* Start MATERIAL TO PROCESS *

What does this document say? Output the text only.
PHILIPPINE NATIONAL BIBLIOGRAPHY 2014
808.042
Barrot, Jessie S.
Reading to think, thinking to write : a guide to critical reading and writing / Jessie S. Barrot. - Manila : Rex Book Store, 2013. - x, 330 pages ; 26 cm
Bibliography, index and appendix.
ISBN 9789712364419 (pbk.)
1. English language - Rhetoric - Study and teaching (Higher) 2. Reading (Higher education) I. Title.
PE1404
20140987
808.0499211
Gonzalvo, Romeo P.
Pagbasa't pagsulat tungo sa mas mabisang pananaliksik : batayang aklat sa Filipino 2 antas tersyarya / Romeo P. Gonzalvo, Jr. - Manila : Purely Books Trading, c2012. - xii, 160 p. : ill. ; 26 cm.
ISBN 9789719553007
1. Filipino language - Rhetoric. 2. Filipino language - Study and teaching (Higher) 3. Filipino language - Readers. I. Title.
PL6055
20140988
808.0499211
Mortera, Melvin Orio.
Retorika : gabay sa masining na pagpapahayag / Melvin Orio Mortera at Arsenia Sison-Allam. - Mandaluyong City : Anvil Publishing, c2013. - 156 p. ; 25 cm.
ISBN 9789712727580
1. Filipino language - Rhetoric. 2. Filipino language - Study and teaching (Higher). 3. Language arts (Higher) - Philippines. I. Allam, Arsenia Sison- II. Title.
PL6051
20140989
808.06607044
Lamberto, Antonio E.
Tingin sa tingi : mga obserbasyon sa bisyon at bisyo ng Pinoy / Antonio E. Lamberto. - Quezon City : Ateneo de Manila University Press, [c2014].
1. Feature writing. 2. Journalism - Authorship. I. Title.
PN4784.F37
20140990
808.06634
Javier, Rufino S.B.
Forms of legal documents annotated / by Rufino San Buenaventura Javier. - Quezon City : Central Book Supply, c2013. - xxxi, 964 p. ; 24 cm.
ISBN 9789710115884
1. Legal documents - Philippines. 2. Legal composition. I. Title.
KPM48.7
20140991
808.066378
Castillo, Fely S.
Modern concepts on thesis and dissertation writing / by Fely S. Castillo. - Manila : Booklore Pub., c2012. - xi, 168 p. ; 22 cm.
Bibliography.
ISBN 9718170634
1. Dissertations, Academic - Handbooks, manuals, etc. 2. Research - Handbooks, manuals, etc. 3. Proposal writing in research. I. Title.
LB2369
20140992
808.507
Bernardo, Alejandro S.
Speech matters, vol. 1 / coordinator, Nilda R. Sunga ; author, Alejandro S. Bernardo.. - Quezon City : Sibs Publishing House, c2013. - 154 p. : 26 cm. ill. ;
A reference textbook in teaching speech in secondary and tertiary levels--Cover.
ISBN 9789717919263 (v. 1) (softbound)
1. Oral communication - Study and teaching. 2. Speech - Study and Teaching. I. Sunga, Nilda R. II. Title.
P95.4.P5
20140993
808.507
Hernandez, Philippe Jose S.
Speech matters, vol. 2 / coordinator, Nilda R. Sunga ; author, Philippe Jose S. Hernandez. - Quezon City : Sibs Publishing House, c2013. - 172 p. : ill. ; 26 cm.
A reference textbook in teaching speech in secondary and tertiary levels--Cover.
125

* End MATERIAL TO PROCESS *

• [GOAL] Your task is to give the records above again, exactly.

• [THE ANSWER]
What does this document say? Output the text only.
PHILIPPINE NATIONAL BIBLIOGRAPHY 2014
808.042
Barrot, Jessie S.
Reading to think, thinking to write : a guide to critical reading and writing / Jessie S. Barrot. - Manila : Rex Book Store, 2013. - x, 330 pages ; 26 cm
Bibliography, index and appendix.
ISBN 9789712364419 (pbk.)
1. English language - Rhetoric - Study and teaching (Higher) 2. Reading (Higher education) I. Title.
PE1404
20140987
808.0499211
Gonzalvo, Romeo P.
Pagbasa't pagsulat tungo sa mas mabisang pananaliksik : batayang aklat sa Filipino 2 antas tersyarya / Romeo P. Gonzalvo, Jr. - Manila : Purely Books Trading, c2012. - xii, 160 p. : ill. ; 26 cm.
ISBN 9789719553007
1. Filipino language - Rhetoric. 2. Filipino language - Study and teaching (Higher) 3. Filipino language - Readers. I. Title.
PL6055
20140988
808.0499211
Mortera, Melvin Orio.
Retorika : gabay sa masining na pagpapahayag / Melvin Orio Mortera at Arsenia Sison-Allam. - Mandaluyong City : Anvil Publishing, c2013. - 156 p. ; 25 cm.
ISBN 9789712727580
1. Filipino language - Rhetoric. 2. Filipino language - Study and teaching (Higher). 3. Language arts (Higher) - Philippines. I. Allam, Arsenia Sison- II. Title.
PL6051
20140989
808.06607044
Lamberto, Antonio E.
Tingin sa tingi : mga obserbasyon sa bisyon at bisyo ng Pinoy / Antonio E. Lamberto. - Quezon City : Ateneo de Manila University Press, [c2014].
1. Feature writing. 2. Journalism - Authorship. I. Title.
PN4784.F37
20140990
808.06634
Javier, Rufino S.B.
Forms of legal documents annotated / by Rufino San Buenaventura Javier. - Quezon City : Central Book Supply, c2013. - xxxi, 964 p. ; 24 cm.
ISBN 9789710115884
1. Legal documents - Philippines. 2. Legal composition. I. Title.
KPM48.7
20140991
808.066378
Castillo, Fely S.
Modern concepts on thesis and dissertation writing / by Fely S. Castillo. - Manila : Booklore Pub., c2012. - xi, 168 p. ; 22 cm.
Bibliography.
ISBN 9718170634
1. Dissertations, Academic - Handbooks, manuals, etc. 2. Research - Handbooks, manuals, etc. 3. Proposal writing in research. I. Title.
LB2369
20140992
808.507
Bernardo, Alejandro S.
Speech matters, vol. 1 / coordinator, Nilda R. Sunga ; author, Alejandro S. Bernardo.. - Quezon City : Sibs Publishing House, c2013. - 154 p. : 26 cm. ill. ;
A reference textbook in teaching speech in secondary and tertiary levels--Cover.
ISBN 9789717919263 (v. 1) (softbound)
1. Oral communication - Study and teaching. 2. Speech - Study and Teaching. I. Sunga, Nilda R. II. Title.
P95.4.P5
20140993
808.507
Hernandez, Philippe Jose S.
Speech matters, vol. 2 / coordinator, Nilda R. Sunga ; author, Philippe Jose S. Hernandez. - Quezon City : Sibs Publishing House, c2013. - 172 p. : ill. ; 26 cm.
A reference textbook in teaching speech in secondary and tertiary levels--Cover.
125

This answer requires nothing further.